**What is needed**
Gather up the lines that contain "site".

>> begin Input material

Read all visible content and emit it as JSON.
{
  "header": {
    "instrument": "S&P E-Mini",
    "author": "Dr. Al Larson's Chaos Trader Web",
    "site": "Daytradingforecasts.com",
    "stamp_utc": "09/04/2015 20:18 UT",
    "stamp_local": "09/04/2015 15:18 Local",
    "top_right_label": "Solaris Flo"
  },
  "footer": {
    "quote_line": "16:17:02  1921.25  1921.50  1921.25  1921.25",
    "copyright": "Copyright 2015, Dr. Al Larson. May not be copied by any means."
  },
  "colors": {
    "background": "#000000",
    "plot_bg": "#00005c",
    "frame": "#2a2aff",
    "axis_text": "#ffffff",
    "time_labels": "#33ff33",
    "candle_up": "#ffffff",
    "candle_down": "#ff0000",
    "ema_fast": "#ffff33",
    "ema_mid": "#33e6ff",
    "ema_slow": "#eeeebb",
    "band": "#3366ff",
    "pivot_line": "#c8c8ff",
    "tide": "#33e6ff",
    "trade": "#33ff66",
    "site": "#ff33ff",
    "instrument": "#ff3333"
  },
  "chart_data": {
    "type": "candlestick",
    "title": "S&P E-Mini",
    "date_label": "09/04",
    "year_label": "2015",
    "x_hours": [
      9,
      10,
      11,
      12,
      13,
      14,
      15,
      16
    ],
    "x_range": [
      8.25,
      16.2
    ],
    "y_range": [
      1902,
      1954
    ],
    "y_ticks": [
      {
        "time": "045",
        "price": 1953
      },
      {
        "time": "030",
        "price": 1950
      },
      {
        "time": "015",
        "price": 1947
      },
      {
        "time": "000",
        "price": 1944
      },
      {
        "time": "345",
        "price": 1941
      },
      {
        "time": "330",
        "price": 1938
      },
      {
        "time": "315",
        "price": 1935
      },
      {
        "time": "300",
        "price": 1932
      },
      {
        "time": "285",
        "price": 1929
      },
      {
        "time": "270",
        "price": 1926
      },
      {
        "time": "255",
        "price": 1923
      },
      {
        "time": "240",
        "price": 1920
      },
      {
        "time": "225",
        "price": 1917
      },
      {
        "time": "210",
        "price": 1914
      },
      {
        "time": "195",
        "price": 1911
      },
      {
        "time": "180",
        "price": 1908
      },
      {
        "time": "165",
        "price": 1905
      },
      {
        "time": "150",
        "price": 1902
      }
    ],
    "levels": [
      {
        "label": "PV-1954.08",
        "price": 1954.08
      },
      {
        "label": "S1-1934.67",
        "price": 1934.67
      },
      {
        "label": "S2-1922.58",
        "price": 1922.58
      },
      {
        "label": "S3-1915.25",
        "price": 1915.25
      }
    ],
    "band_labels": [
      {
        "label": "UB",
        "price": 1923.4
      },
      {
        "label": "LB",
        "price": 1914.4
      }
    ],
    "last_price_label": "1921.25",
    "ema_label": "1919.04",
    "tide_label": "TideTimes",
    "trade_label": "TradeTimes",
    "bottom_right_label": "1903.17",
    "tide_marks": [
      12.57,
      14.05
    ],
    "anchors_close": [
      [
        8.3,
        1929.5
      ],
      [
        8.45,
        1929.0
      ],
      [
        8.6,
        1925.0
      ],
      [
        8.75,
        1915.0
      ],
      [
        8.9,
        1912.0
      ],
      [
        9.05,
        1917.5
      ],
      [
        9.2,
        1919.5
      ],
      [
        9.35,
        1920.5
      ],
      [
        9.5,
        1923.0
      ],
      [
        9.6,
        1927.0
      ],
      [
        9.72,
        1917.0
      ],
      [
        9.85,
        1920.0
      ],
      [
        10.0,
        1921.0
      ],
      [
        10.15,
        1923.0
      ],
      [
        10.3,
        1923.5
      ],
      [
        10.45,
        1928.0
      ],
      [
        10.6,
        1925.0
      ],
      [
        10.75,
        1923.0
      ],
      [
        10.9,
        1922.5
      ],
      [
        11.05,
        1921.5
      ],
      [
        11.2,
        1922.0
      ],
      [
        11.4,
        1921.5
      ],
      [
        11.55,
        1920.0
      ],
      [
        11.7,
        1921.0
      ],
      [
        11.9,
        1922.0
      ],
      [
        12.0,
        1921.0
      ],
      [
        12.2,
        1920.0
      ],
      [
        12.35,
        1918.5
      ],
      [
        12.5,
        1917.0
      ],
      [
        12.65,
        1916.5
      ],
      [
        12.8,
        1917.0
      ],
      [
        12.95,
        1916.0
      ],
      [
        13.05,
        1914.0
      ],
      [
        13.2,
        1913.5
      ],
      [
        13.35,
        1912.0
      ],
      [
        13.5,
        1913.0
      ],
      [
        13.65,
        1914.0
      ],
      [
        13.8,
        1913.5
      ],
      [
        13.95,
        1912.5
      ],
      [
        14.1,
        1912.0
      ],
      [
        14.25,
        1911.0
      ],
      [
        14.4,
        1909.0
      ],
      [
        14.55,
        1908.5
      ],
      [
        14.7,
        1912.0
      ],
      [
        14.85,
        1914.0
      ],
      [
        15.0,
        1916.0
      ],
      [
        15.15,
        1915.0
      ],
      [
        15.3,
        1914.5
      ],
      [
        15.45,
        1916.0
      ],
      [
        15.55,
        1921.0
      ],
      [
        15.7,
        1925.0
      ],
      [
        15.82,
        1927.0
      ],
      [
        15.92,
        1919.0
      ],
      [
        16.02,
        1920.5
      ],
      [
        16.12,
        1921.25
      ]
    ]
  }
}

>> end Input material

**Task solution**
    "site": "Daytradingforecasts.com",
    "site": "#ff33ff",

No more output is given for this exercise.